**DIRECTIVE**:
Reproduce every line, starting at the one that contains "Extract the structured" and ending at the last line of the data, exactly as it stands; pictures are omitted.

[Stored data]
—————

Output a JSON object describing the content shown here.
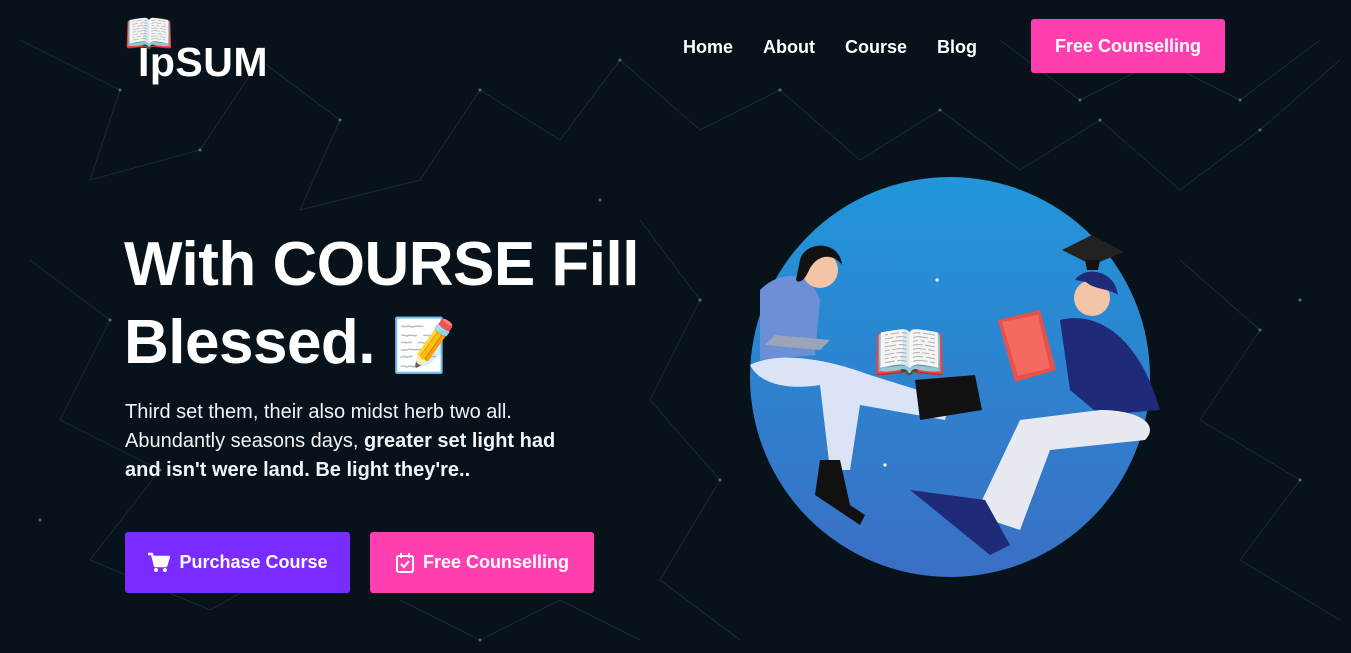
{
  "brand": {
    "name": "IpSUM",
    "logo_icon": "open-book-icon"
  },
  "nav": {
    "items": [
      {
        "label": "Home"
      },
      {
        "label": "About"
      },
      {
        "label": "Course"
      },
      {
        "label": "Blog"
      }
    ],
    "cta_label": "Free Counselling"
  },
  "hero": {
    "title_line1": "With COURSE Fill",
    "title_line2": "Blessed.",
    "title_emoji": "📝",
    "description_plain": "Third set them, their also midst herb two all. Abundantly seasons days, ",
    "description_bold": "greater set light had and isn't were land. Be light they're..",
    "buttons": {
      "purchase_label": "Purchase Course",
      "purchase_icon": "cart-icon",
      "free_label": "Free Counselling",
      "free_icon": "calendar-check-icon"
    }
  },
  "colors": {
    "background": "#07121b",
    "pink": "#ff3fb0",
    "purple": "#7a2bff",
    "circle_blue": "#1f8bd0"
  }
}
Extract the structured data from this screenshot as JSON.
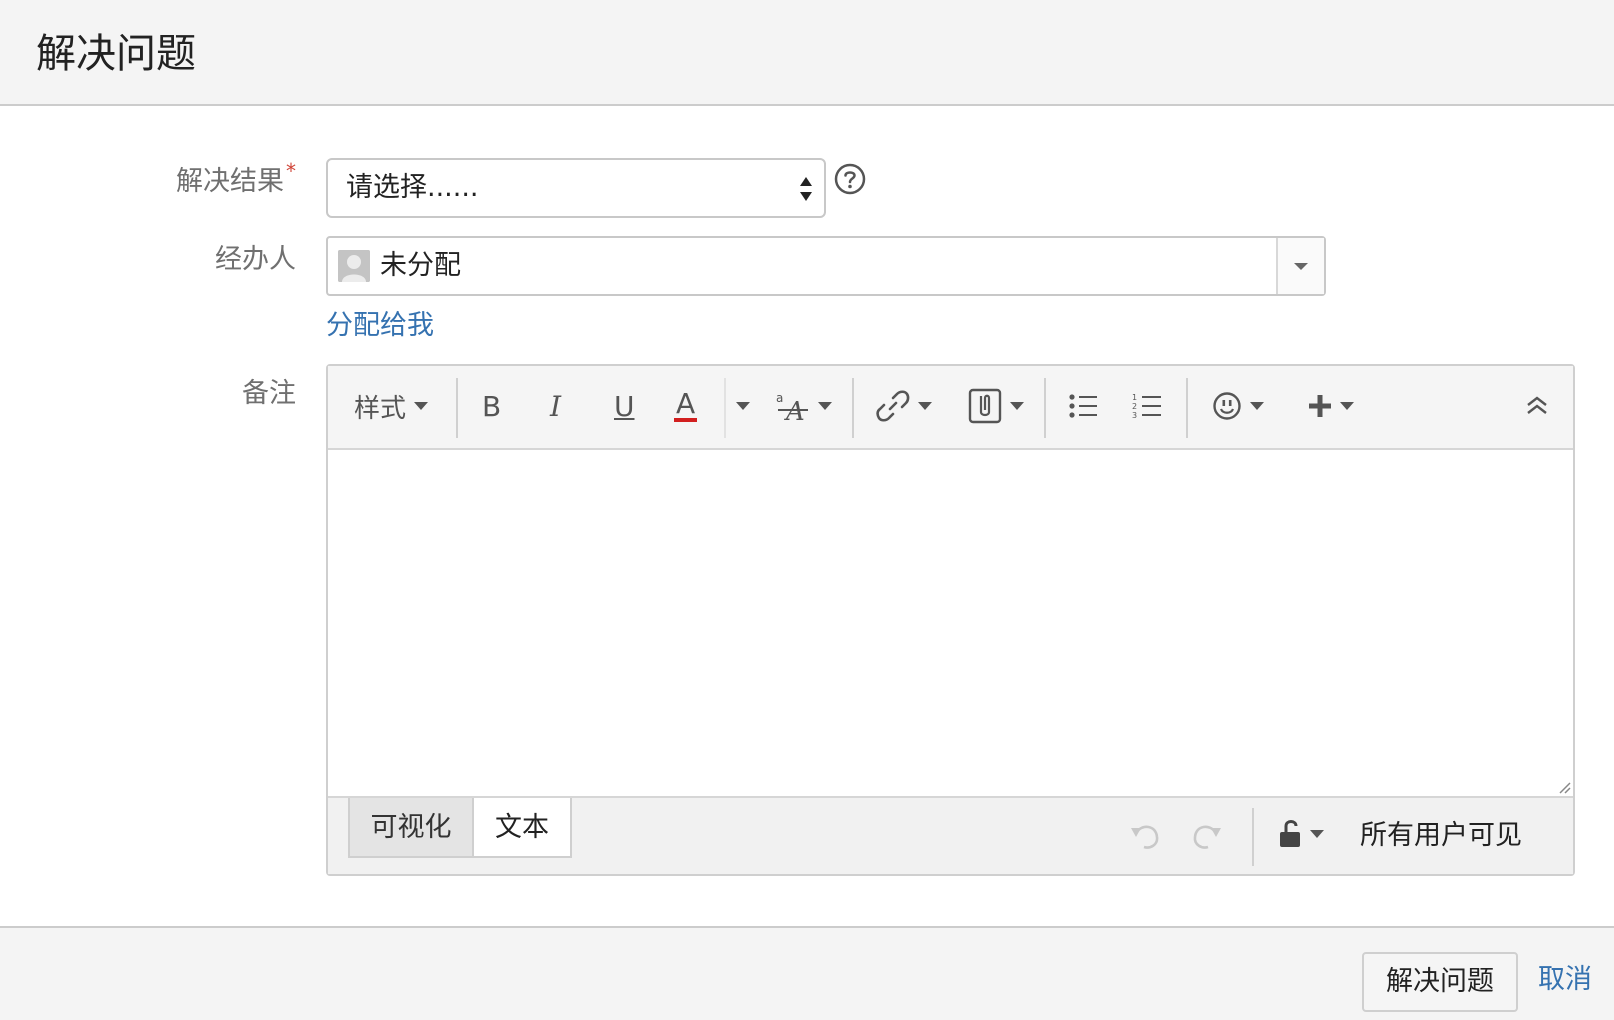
{
  "dialog": {
    "title": "解决问题"
  },
  "form": {
    "resolution": {
      "label": "解决结果",
      "required_mark": "*",
      "value": "请选择......"
    },
    "assignee": {
      "label": "经办人",
      "value": "未分配",
      "assign_to_me": "分配给我"
    },
    "comment": {
      "label": "备注"
    }
  },
  "editor": {
    "toolbar": {
      "style_label": "样式",
      "bold": "B",
      "italic": "I",
      "underline": "U",
      "text_color": "A",
      "text_color_underline": "#d21f1f"
    },
    "tabs": {
      "visual": "可视化",
      "text": "文本"
    },
    "visibility": "所有用户可见"
  },
  "footer": {
    "submit": "解决问题",
    "cancel": "取消"
  },
  "colors": {
    "link": "#3572b0",
    "required": "#d04437"
  }
}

—————

**EXERCISE ANSWER**:
Extract the structured data from this screenshot as JSON.
{
  "dialog": {
    "title": "解决问题"
  },
  "form": {
    "resolution": {
      "label": "解决结果",
      "required_mark": "*",
      "value": "请选择......"
    },
    "assignee": {
      "label": "经办人",
      "value": "未分配",
      "assign_to_me": "分配给我"
    },
    "comment": {
      "label": "备注"
    }
  },
  "editor": {
    "toolbar": {
      "style_label": "样式",
      "bold": "B",
      "italic": "I",
      "underline": "U",
      "text_color": "A",
      "text_color_underline": "#d21f1f"
    },
    "tabs": {
      "visual": "可视化",
      "text": "文本"
    },
    "visibility": "所有用户可见"
  },
  "footer": {
    "submit": "解决问题",
    "cancel": "取消"
  },
  "colors": {
    "link": "#3572b0",
    "required": "#d04437"
  }
}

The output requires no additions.